Below is a set of records. Repeat all of them exactly.

=======

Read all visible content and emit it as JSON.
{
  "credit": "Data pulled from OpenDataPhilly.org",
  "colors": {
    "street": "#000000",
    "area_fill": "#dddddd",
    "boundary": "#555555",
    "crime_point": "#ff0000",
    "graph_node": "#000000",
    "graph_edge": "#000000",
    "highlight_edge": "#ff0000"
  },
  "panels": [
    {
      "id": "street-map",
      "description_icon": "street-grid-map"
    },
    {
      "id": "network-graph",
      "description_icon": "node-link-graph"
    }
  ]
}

=======

→ **CORRECT RESULT**
Read all visible content and emit it as JSON.
{
  "credit": "Data pulled from OpenDataPhilly.org",
  "colors": {
    "street": "#000000",
    "area_fill": "#dddddd",
    "boundary": "#555555",
    "crime_point": "#ff0000",
    "graph_node": "#000000",
    "graph_edge": "#000000",
    "highlight_edge": "#ff0000"
  },
  "panels": [
    {
      "id": "street-map",
      "description_icon": "street-grid-map"
    },
    {
      "id": "network-graph",
      "description_icon": "node-link-graph"
    }
  ]
}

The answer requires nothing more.